*Directions for this task*: For each line that holds "ylabel", copy the line out.

*****

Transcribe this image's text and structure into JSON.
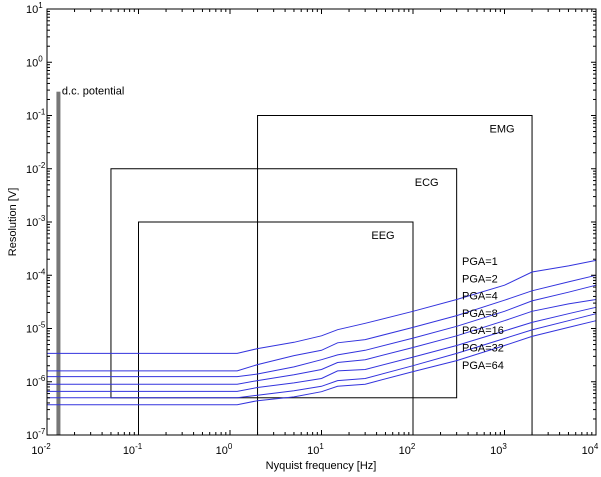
{
  "chart_data": {
    "type": "line",
    "title": "",
    "xlabel": "Nyquist frequency [Hz]",
    "ylabel": "Resolution [V]",
    "xscale": "log",
    "yscale": "log",
    "xlim": [
      0.01,
      10000
    ],
    "ylim": [
      1e-07,
      10
    ],
    "grid": false,
    "x_ticks": [
      {
        "value": 0.01,
        "base": "10",
        "exp": "-2"
      },
      {
        "value": 0.1,
        "base": "10",
        "exp": "-1"
      },
      {
        "value": 1,
        "base": "10",
        "exp": "0"
      },
      {
        "value": 10,
        "base": "10",
        "exp": "1"
      },
      {
        "value": 100,
        "base": "10",
        "exp": "2"
      },
      {
        "value": 1000,
        "base": "10",
        "exp": "3"
      },
      {
        "value": 10000,
        "base": "10",
        "exp": "4"
      }
    ],
    "y_ticks": [
      {
        "value": 1e-07,
        "base": "10",
        "exp": "-7"
      },
      {
        "value": 1e-06,
        "base": "10",
        "exp": "-6"
      },
      {
        "value": 1e-05,
        "base": "10",
        "exp": "-5"
      },
      {
        "value": 0.0001,
        "base": "10",
        "exp": "-4"
      },
      {
        "value": 0.001,
        "base": "10",
        "exp": "-3"
      },
      {
        "value": 0.01,
        "base": "10",
        "exp": "-2"
      },
      {
        "value": 0.1,
        "base": "10",
        "exp": "-1"
      },
      {
        "value": 1,
        "base": "10",
        "exp": "0"
      },
      {
        "value": 10,
        "base": "10",
        "exp": "1"
      }
    ],
    "line_color": "#3333dd",
    "series": [
      {
        "name": "PGA=1",
        "x": [
          0.01,
          1.2,
          2,
          5,
          10,
          15,
          30,
          100,
          300,
          1000,
          2000,
          5000,
          10000
        ],
        "y": [
          3.4e-06,
          3.4e-06,
          4.2e-06,
          5.5e-06,
          7.3e-06,
          9.5e-06,
          1.25e-05,
          2.1e-05,
          3.5e-05,
          6.5e-05,
          0.000115,
          0.00015,
          0.00019
        ]
      },
      {
        "name": "PGA=2",
        "x": [
          0.01,
          1.2,
          2,
          5,
          10,
          15,
          30,
          100,
          300,
          1000,
          2000,
          5000,
          10000
        ],
        "y": [
          1.6e-06,
          1.6e-06,
          2.1e-06,
          3.1e-06,
          3.9e-06,
          5.4e-06,
          6.2e-06,
          1.05e-05,
          1.75e-05,
          3.4e-05,
          5.1e-05,
          7.5e-05,
          0.0001
        ]
      },
      {
        "name": "PGA=4",
        "x": [
          0.01,
          1.2,
          2,
          5,
          10,
          15,
          30,
          100,
          300,
          1000,
          2000,
          5000,
          10000
        ],
        "y": [
          1.25e-06,
          1.25e-06,
          1.4e-06,
          1.9e-06,
          2.6e-06,
          3.2e-06,
          3.9e-06,
          6.6e-06,
          1.1e-05,
          2.1e-05,
          3.3e-05,
          4.8e-05,
          6.5e-05
        ]
      },
      {
        "name": "PGA=8",
        "x": [
          0.01,
          1.2,
          2,
          5,
          10,
          15,
          30,
          100,
          300,
          1000,
          2000,
          5000,
          10000
        ],
        "y": [
          9e-07,
          9e-07,
          1.05e-06,
          1.35e-06,
          1.7e-06,
          2.3e-06,
          2.6e-06,
          4.4e-06,
          7.3e-06,
          1.4e-05,
          2.1e-05,
          2.9e-05,
          3.5e-05
        ]
      },
      {
        "name": "PGA=16",
        "x": [
          0.01,
          1.2,
          2,
          5,
          10,
          15,
          30,
          100,
          300,
          1000,
          2000,
          5000,
          10000
        ],
        "y": [
          6.6e-07,
          6.6e-07,
          7.8e-07,
          9.5e-07,
          1.15e-06,
          1.6e-06,
          1.7e-06,
          2.9e-06,
          4.8e-06,
          9e-06,
          1.3e-05,
          1.9e-05,
          2.5e-05
        ]
      },
      {
        "name": "PGA=32",
        "x": [
          0.01,
          1.2,
          2,
          5,
          10,
          15,
          30,
          100,
          300,
          1000,
          2000,
          5000,
          10000
        ],
        "y": [
          5e-07,
          5e-07,
          5.6e-07,
          6.8e-07,
          8.2e-07,
          1.05e-06,
          1.15e-06,
          2e-06,
          3.4e-06,
          6.5e-06,
          9.4e-06,
          1.4e-05,
          1.9e-05
        ]
      },
      {
        "name": "PGA=64",
        "x": [
          0.01,
          1.2,
          2,
          5,
          10,
          15,
          30,
          100,
          300,
          1000,
          2000,
          5000,
          10000
        ],
        "y": [
          3.7e-07,
          3.7e-07,
          4.4e-07,
          5.2e-07,
          6.5e-07,
          8.2e-07,
          9e-07,
          1.55e-06,
          2.5e-06,
          4.8e-06,
          7.1e-06,
          1.05e-05,
          1.4e-05
        ]
      }
    ],
    "regions": [
      {
        "label": "EMG",
        "x": [
          2,
          2000
        ],
        "y": [
          1e-07,
          0.1
        ]
      },
      {
        "label": "ECG",
        "x": [
          0.05,
          300
        ],
        "y": [
          5e-07,
          0.01
        ]
      },
      {
        "label": "EEG",
        "x": [
          0.1,
          100
        ],
        "y": [
          1e-07,
          0.001
        ]
      }
    ],
    "dc_marker": {
      "label": "d.c. potential",
      "x": 0.0135,
      "y_top": 0.28
    }
  }
}
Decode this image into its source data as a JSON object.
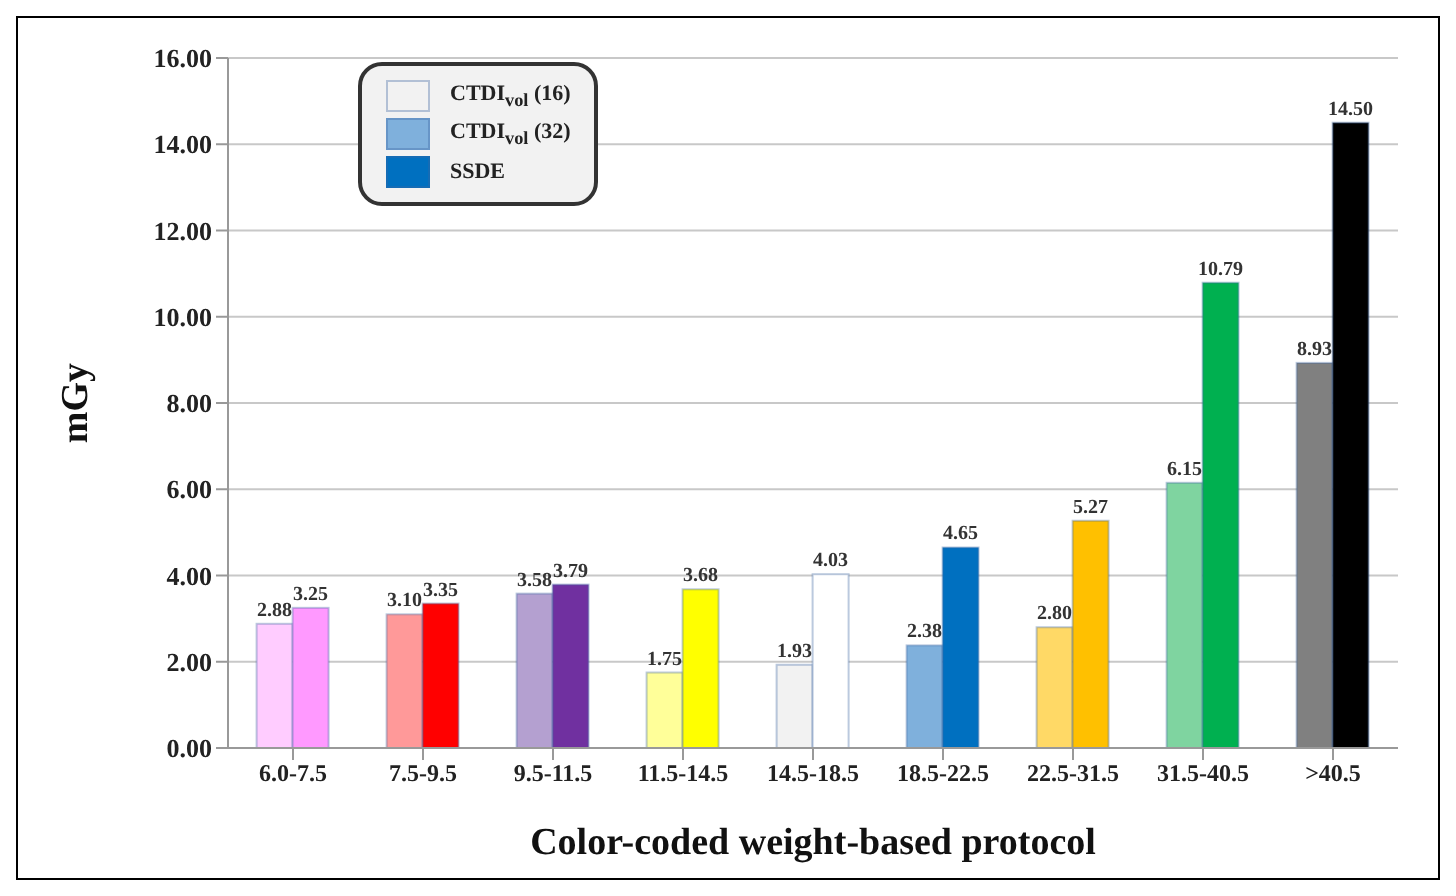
{
  "chart_data": {
    "type": "bar",
    "xlabel": "Color-coded weight-based protocol",
    "ylabel": "mGy",
    "categories": [
      "6.0-7.5",
      "7.5-9.5",
      "9.5-11.5",
      "11.5-14.5",
      "14.5-18.5",
      "18.5-22.5",
      "22.5-31.5",
      "31.5-40.5",
      ">40.5"
    ],
    "series": [
      {
        "name": "CTDI$_{vol}$ (16)",
        "color": "#f2f2f2",
        "colors": [
          "#ffccff",
          "#ff9999",
          "#b4a0d0",
          "#ffff99",
          "#f2f2f2",
          null,
          null,
          null,
          null
        ],
        "values": [
          2.88,
          3.1,
          3.58,
          1.75,
          1.93,
          null,
          null,
          null,
          null
        ],
        "value_labels": [
          "2.88",
          "3.10",
          "3.58",
          "1.75",
          "1.93",
          null,
          null,
          null,
          null
        ]
      },
      {
        "name": "CTDI$_{vol}$ (32)",
        "color": "#7fb0dc",
        "colors": [
          null,
          null,
          null,
          null,
          null,
          "#7fb0dc",
          "#ffd966",
          "#7fd4a0",
          "#808080"
        ],
        "values": [
          null,
          null,
          null,
          null,
          null,
          2.38,
          2.8,
          6.15,
          8.93
        ],
        "value_labels": [
          null,
          null,
          null,
          null,
          null,
          "2.38",
          "2.80",
          "6.15",
          "8.93"
        ]
      },
      {
        "name": "SSDE",
        "color": "#0070c0",
        "colors": [
          "#ff99ff",
          "#ff0000",
          "#7030a0",
          "#ffff00",
          "#ffffff",
          "#0070c0",
          "#ffc000",
          "#00b050",
          "#000000"
        ],
        "values": [
          3.25,
          3.35,
          3.79,
          3.68,
          4.03,
          4.65,
          5.27,
          10.79,
          14.5
        ],
        "value_labels": [
          "3.25",
          "3.35",
          "3.79",
          "3.68",
          "4.03",
          "4.65",
          "5.27",
          "10.79",
          "14.50"
        ]
      }
    ],
    "ylim": [
      0,
      16
    ],
    "yticks": [
      {
        "value": 0,
        "label": "0.00"
      },
      {
        "value": 2,
        "label": "2.00"
      },
      {
        "value": 4,
        "label": "4.00"
      },
      {
        "value": 6,
        "label": "6.00"
      },
      {
        "value": 8,
        "label": "8.00"
      },
      {
        "value": 10,
        "label": "10.00"
      },
      {
        "value": 12,
        "label": "12.00"
      },
      {
        "value": 14,
        "label": "14.00"
      },
      {
        "value": 16,
        "label": "16.00"
      }
    ],
    "grid": "y",
    "legend": "top left"
  }
}
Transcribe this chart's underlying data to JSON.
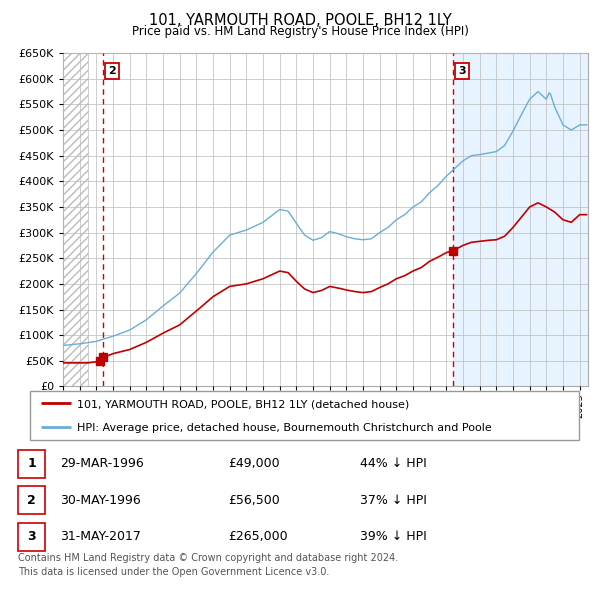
{
  "title": "101, YARMOUTH ROAD, POOLE, BH12 1LY",
  "subtitle": "Price paid vs. HM Land Registry's House Price Index (HPI)",
  "ylim": [
    0,
    650000
  ],
  "yticks": [
    0,
    50000,
    100000,
    150000,
    200000,
    250000,
    300000,
    350000,
    400000,
    450000,
    500000,
    550000,
    600000,
    650000
  ],
  "xlim_start": 1994.0,
  "xlim_end": 2025.5,
  "hpi_color": "#6aaed6",
  "price_color": "#c00000",
  "vline_color": "#cc0000",
  "bg_blue": "#ddeeff",
  "sale_points": [
    {
      "date_num": 1996.245,
      "price": 49000,
      "label": "1"
    },
    {
      "date_num": 1996.413,
      "price": 56500,
      "label": "2"
    },
    {
      "date_num": 2017.413,
      "price": 265000,
      "label": "3"
    }
  ],
  "vlines": [
    {
      "date_num": 1996.413,
      "label": "2"
    },
    {
      "date_num": 2017.413,
      "label": "3"
    }
  ],
  "legend_entries": [
    {
      "label": "101, YARMOUTH ROAD, POOLE, BH12 1LY (detached house)",
      "color": "#c00000"
    },
    {
      "label": "HPI: Average price, detached house, Bournemouth Christchurch and Poole",
      "color": "#6aaed6"
    }
  ],
  "table_rows": [
    {
      "num": "1",
      "date": "29-MAR-1996",
      "price": "£49,000",
      "hpi": "44% ↓ HPI"
    },
    {
      "num": "2",
      "date": "30-MAY-1996",
      "price": "£56,500",
      "hpi": "37% ↓ HPI"
    },
    {
      "num": "3",
      "date": "31-MAY-2017",
      "price": "£265,000",
      "hpi": "39% ↓ HPI"
    }
  ],
  "footnote": "Contains HM Land Registry data © Crown copyright and database right 2024.\nThis data is licensed under the Open Government Licence v3.0.",
  "hatch_end": 1995.5,
  "blue_bg_start": 2017.413
}
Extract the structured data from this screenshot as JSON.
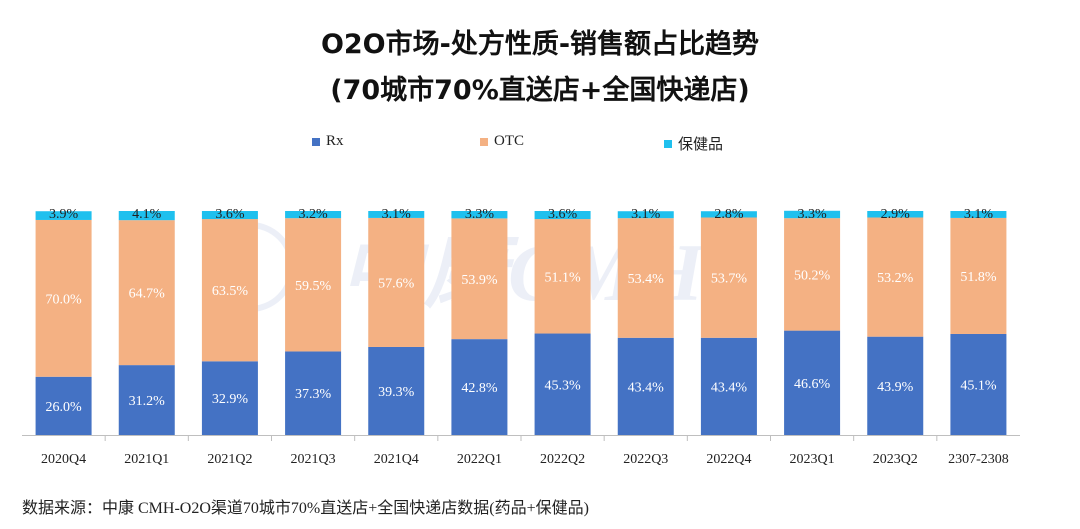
{
  "title_line1": "O2O市场-处方性质-销售额占比趋势",
  "title_line2": "(70城市70%直送店+全国快递店)",
  "source_note": "数据来源：中康 CMH-O2O渠道70城市70%直送店+全国快递店数据(药品+保健品)",
  "watermark": "中康CMH",
  "colors": {
    "rx": "#4472C4",
    "otc": "#F4B183",
    "health": "#1FC0EE",
    "axis": "#BFBFBF"
  },
  "chart_data": {
    "type": "bar",
    "stacked": true,
    "percent": true,
    "categories": [
      "2020Q4",
      "2021Q1",
      "2021Q2",
      "2021Q3",
      "2021Q4",
      "2022Q1",
      "2022Q2",
      "2022Q3",
      "2022Q4",
      "2023Q1",
      "2023Q2",
      "2307-2308"
    ],
    "series": [
      {
        "name": "Rx",
        "values": [
          26.0,
          31.2,
          32.9,
          37.3,
          39.3,
          42.8,
          45.3,
          43.4,
          43.4,
          46.6,
          43.9,
          45.1
        ],
        "labels": [
          "26.0%",
          "31.2%",
          "32.9%",
          "37.3%",
          "39.3%",
          "42.8%",
          "45.3%",
          "43.4%",
          "43.4%",
          "46.6%",
          "43.9%",
          "45.1%"
        ]
      },
      {
        "name": "OTC",
        "values": [
          70.0,
          64.7,
          63.5,
          59.5,
          57.6,
          53.9,
          51.1,
          53.4,
          53.7,
          50.2,
          53.2,
          51.8
        ],
        "labels": [
          "70.0%",
          "64.7%",
          "63.5%",
          "59.5%",
          "57.6%",
          "53.9%",
          "51.1%",
          "53.4%",
          "53.7%",
          "50.2%",
          "53.2%",
          "51.8%"
        ]
      },
      {
        "name": "保健品",
        "values": [
          3.9,
          4.1,
          3.6,
          3.2,
          3.1,
          3.3,
          3.6,
          3.1,
          2.8,
          3.3,
          2.9,
          3.1
        ],
        "labels": [
          "3.9%",
          "4.1%",
          "3.6%",
          "3.2%",
          "3.1%",
          "3.3%",
          "3.6%",
          "3.1%",
          "2.8%",
          "3.3%",
          "2.9%",
          "3.1%"
        ]
      }
    ],
    "ylim": [
      0,
      100
    ],
    "legend_position": "top",
    "grid": false
  }
}
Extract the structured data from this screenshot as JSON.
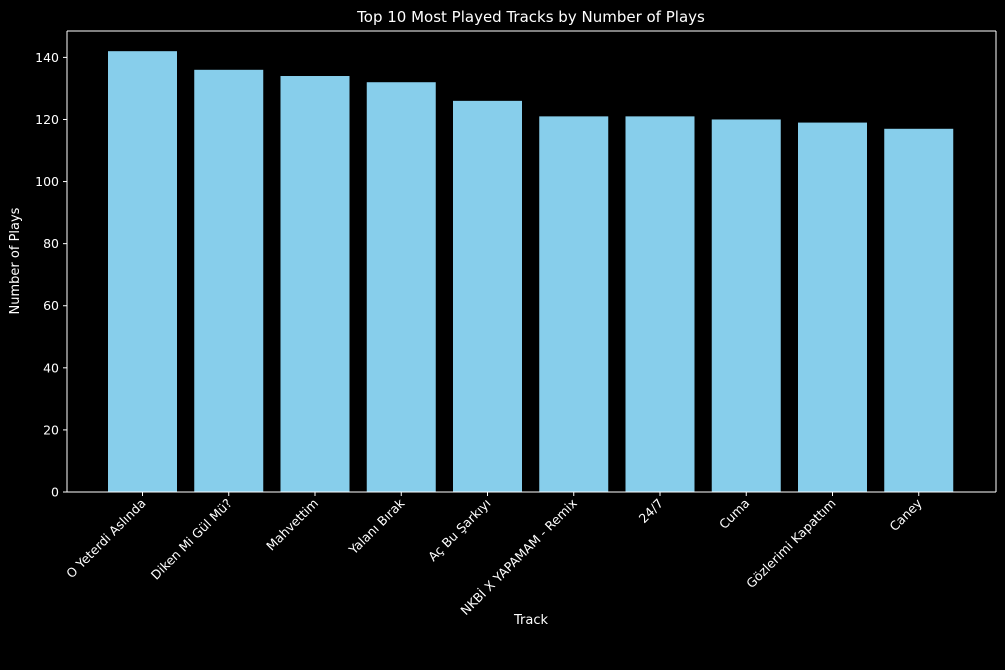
{
  "chart_data": {
    "type": "bar",
    "title": "Top 10 Most Played Tracks by Number of Plays",
    "xlabel": "Track",
    "ylabel": "Number of Plays",
    "categories": [
      "O Yeterdi Aslında",
      "Diken Mi Gül Mü?",
      "Mahvettim",
      "Yalanı Bırak",
      "Aç Bu Şarkıyı",
      "NKBİ X YAPAMAM - Remix",
      "24/7",
      "Cuma",
      "Gözlerimi Kapattım",
      "Caney"
    ],
    "values": [
      142,
      136,
      134,
      132,
      126,
      121,
      121,
      120,
      119,
      117
    ],
    "ylim": [
      0,
      148.5
    ],
    "yticks": [
      0,
      20,
      40,
      60,
      80,
      100,
      120,
      140
    ],
    "grid": false,
    "legend": "none",
    "colors": {
      "background": "#000000",
      "bar": "#87ceeb",
      "text": "#ffffff",
      "axes": "#ffffff"
    }
  }
}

*****

*Exercise result*:
    "ylabel": "Resolution [V]",
    "ylabel": "mGy",
    "ylabel": "Number of Plays",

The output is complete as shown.